**ТЕКСТ ДЛЯ ЧТЕНИЯ:**
1.Наиболее крупные врачи конца XVII—XVIII веков (Г. Бургаве, Ф. Гоффманн, Б. де Соваж, У. Кулен, А. де Гаен, М. Штолль, У. Геберден, Г. ван Свитен, Ф. Вик-д'Азир и др.), полностью разделявшие предложенные Т. Сиденгамом целевые установки диагностических исследований, в вопросе о принципиальной непознаваемости ближайших причин болезней были существенно менее категоричны. Многие из них создали собственные теоретические медицинские учения, направленные как раз на объяснение того, какие изменения происходят в организме при болезнях. Однако никто из названных врачей не пытался "вычислять" эти изменения в ходе диагностических исследований у постелей больных и не опирался на них при выделении новых болезней. Все богатство теоретической медицинской мысли XVIII века использовалось исключительно для объяснения "природы" уже выделенных болезней.

**ЧТО НУЖНО СДЕЛАТЬ:** Перепишите, пожалуйста, дословно фрагмент текста для чтения от «1.Наиболее крупные врачи» до «уже выделенных болезней.».

**ЗАПИСИ ДАННЫХ:**
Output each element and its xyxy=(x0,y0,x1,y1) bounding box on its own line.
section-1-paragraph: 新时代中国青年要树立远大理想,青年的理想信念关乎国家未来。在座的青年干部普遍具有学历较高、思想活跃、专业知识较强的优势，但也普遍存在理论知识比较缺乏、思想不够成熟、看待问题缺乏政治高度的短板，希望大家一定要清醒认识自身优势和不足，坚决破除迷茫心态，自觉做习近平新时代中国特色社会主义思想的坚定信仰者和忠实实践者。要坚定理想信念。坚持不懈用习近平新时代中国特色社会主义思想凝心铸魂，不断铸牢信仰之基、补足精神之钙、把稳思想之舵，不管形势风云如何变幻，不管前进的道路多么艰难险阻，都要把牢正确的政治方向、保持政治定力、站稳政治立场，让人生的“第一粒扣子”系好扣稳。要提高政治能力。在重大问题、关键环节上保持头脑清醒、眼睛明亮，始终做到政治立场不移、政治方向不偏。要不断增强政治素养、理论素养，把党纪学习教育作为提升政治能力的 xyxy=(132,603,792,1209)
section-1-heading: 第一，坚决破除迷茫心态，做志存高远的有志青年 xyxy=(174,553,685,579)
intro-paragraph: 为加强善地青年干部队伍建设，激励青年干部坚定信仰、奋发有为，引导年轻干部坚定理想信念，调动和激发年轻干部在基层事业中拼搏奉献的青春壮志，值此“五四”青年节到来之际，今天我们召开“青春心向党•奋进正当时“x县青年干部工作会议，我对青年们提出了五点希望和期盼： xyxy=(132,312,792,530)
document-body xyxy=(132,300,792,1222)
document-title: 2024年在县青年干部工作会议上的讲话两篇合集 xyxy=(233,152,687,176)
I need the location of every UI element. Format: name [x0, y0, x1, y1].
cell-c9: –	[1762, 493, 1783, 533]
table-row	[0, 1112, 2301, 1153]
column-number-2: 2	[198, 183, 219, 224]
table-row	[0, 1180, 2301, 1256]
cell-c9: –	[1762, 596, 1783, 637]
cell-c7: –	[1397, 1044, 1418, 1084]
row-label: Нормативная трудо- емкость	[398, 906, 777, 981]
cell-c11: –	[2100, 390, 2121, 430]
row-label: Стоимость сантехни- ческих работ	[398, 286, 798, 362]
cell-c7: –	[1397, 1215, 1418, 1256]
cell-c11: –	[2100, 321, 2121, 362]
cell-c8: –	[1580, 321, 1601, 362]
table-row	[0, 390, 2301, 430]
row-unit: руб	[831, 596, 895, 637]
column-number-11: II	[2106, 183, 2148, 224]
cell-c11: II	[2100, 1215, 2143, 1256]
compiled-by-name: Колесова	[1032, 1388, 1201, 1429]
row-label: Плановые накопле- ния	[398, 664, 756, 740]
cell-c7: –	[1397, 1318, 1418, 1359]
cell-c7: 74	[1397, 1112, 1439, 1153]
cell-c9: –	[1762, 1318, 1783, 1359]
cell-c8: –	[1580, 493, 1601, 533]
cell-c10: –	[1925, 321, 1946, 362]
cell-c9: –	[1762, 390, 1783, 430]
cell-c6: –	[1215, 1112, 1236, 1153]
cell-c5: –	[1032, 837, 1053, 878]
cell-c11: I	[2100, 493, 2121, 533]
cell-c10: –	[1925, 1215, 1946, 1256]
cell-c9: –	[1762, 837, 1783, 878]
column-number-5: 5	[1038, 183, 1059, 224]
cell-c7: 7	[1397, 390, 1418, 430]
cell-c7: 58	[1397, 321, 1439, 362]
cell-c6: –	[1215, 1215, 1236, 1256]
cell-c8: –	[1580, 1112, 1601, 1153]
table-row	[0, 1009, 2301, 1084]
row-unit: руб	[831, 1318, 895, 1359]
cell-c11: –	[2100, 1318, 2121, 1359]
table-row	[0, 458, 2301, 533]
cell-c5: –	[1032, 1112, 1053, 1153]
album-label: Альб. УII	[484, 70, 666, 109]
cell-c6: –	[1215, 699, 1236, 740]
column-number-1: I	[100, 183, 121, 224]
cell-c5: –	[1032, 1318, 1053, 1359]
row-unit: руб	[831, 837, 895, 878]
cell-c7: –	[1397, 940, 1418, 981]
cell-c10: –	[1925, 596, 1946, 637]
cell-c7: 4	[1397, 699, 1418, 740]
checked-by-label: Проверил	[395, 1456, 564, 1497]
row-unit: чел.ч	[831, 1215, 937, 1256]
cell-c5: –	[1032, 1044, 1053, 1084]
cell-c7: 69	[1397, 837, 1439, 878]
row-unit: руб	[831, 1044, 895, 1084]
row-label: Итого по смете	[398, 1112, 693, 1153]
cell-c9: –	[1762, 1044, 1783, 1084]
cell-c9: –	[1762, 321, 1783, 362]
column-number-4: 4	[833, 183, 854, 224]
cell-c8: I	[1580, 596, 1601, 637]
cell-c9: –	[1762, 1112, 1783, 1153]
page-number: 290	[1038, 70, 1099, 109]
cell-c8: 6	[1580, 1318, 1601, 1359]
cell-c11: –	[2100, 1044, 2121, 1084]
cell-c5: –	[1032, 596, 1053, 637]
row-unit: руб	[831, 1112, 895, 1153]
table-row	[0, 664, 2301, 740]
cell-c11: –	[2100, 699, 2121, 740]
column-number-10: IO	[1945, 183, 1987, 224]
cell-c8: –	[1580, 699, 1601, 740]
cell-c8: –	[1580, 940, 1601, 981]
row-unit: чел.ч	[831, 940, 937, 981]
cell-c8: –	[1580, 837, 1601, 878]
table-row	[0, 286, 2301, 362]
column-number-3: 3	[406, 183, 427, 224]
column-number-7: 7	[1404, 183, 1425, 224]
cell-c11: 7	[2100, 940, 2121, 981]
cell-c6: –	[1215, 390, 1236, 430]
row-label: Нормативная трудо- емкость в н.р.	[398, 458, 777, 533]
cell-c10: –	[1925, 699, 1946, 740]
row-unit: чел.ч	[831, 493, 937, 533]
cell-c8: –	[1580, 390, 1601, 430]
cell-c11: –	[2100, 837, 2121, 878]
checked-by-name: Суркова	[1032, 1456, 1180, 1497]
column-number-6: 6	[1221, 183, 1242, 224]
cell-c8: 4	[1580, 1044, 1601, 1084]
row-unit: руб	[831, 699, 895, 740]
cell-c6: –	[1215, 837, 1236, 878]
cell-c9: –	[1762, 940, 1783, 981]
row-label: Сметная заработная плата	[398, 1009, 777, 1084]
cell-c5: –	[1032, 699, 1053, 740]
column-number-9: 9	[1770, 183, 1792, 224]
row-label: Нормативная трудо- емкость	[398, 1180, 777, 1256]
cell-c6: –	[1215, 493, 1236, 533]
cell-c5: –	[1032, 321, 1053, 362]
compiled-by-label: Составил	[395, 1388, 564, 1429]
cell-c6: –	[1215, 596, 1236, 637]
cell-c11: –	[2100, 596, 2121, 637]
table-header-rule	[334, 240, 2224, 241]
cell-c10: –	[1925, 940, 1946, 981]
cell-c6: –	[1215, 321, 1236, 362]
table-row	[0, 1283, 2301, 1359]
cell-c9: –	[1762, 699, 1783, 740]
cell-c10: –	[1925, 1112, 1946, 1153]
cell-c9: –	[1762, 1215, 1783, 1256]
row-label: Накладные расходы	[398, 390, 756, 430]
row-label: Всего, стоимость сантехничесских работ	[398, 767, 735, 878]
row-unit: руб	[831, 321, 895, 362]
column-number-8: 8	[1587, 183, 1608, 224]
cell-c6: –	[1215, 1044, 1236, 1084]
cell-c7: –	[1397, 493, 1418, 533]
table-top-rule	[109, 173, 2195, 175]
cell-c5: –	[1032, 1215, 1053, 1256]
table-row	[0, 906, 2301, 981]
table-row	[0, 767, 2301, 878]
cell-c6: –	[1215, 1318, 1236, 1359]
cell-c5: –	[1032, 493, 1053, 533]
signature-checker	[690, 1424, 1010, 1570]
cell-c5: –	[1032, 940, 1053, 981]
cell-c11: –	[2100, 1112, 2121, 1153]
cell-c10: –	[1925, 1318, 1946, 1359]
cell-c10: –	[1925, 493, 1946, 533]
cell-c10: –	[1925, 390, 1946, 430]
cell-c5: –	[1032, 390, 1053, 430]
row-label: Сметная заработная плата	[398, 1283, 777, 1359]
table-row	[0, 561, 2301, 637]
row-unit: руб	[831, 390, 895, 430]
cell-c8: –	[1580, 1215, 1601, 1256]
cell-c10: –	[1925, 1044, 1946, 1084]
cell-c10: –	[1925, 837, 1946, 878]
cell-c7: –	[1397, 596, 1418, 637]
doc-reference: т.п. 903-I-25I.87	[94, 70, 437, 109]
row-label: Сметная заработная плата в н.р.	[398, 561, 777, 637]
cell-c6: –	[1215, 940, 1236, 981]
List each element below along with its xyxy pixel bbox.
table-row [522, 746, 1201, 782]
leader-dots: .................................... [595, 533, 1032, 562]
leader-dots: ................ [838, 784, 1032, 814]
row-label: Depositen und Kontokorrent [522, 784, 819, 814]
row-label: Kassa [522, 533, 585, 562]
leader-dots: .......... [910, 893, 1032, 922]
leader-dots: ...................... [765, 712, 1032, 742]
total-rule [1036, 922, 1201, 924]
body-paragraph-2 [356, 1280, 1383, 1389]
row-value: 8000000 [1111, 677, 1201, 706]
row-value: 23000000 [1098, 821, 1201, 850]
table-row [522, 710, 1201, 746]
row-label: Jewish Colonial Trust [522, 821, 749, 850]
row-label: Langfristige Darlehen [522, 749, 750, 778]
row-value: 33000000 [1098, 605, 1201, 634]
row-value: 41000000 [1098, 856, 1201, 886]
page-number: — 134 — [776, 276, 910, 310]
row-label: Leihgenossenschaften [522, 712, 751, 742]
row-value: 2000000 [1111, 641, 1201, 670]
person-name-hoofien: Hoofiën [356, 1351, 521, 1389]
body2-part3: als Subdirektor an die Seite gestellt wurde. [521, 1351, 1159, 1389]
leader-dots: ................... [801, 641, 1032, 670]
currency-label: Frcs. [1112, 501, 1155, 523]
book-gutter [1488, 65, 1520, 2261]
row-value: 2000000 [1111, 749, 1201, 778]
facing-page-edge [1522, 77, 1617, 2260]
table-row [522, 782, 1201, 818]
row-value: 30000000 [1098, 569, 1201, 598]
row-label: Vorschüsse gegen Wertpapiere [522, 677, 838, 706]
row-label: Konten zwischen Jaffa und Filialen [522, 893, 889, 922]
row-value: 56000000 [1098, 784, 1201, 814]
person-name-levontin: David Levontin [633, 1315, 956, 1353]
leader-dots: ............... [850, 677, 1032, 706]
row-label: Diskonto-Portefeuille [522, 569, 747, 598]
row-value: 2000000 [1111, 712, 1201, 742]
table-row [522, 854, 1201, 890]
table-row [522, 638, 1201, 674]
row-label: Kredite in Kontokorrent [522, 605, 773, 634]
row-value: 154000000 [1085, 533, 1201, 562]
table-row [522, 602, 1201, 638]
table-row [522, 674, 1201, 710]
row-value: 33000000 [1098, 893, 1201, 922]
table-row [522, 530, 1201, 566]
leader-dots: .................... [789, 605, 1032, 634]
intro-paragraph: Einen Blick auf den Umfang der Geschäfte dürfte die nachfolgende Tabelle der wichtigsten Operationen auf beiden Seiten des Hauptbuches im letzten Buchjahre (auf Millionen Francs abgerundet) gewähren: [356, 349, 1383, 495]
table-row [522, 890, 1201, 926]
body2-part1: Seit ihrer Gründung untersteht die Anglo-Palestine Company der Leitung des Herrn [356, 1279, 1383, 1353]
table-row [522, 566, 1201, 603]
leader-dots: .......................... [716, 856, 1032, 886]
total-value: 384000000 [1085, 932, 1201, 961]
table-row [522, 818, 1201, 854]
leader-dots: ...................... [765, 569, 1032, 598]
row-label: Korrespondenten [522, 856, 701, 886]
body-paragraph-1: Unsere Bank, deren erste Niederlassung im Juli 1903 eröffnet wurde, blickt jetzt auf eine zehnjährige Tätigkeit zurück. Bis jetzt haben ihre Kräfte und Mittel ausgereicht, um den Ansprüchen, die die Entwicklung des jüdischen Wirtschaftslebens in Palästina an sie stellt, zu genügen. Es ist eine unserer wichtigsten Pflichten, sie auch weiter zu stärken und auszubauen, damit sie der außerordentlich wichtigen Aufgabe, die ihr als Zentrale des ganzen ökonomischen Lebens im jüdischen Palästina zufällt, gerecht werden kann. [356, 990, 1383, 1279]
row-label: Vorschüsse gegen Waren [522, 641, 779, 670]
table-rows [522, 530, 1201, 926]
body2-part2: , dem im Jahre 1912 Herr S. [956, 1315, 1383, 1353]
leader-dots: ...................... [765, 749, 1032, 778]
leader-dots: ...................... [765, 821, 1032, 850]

**ВЫПОЛНЕННОЕ ЗАДАНИЕ:**
1.Наиболее крупные врачи конца XVII—XVIII веков (Г. Бургаве, Ф. Гоффманн, Б. де Соваж, У. Кулен, А. де Гаен, М. Штолль, У. Геберден, Г. ван Свитен, Ф. Вик-д'Азир и др.), полностью разделявшие предложенные Т. Сиденгамом целевые установки диагностических исследований, в вопросе о принципиальной непознаваемости ближайших причин болезней были существенно менее категоричны. Многие из них создали собственные теоретические медицинские учения, направленные как раз на объяснение того, какие изменения происходят в организме при болезнях. Однако никто из названных врачей не пытался "вычислять" эти изменения в ходе диагностических исследований у постелей больных и не опирался на них при выделении новых болезней. Все богатство теоретической медицинской мысли XVIII века использовалось исключительно для объяснения "природы" уже выделенных болезней.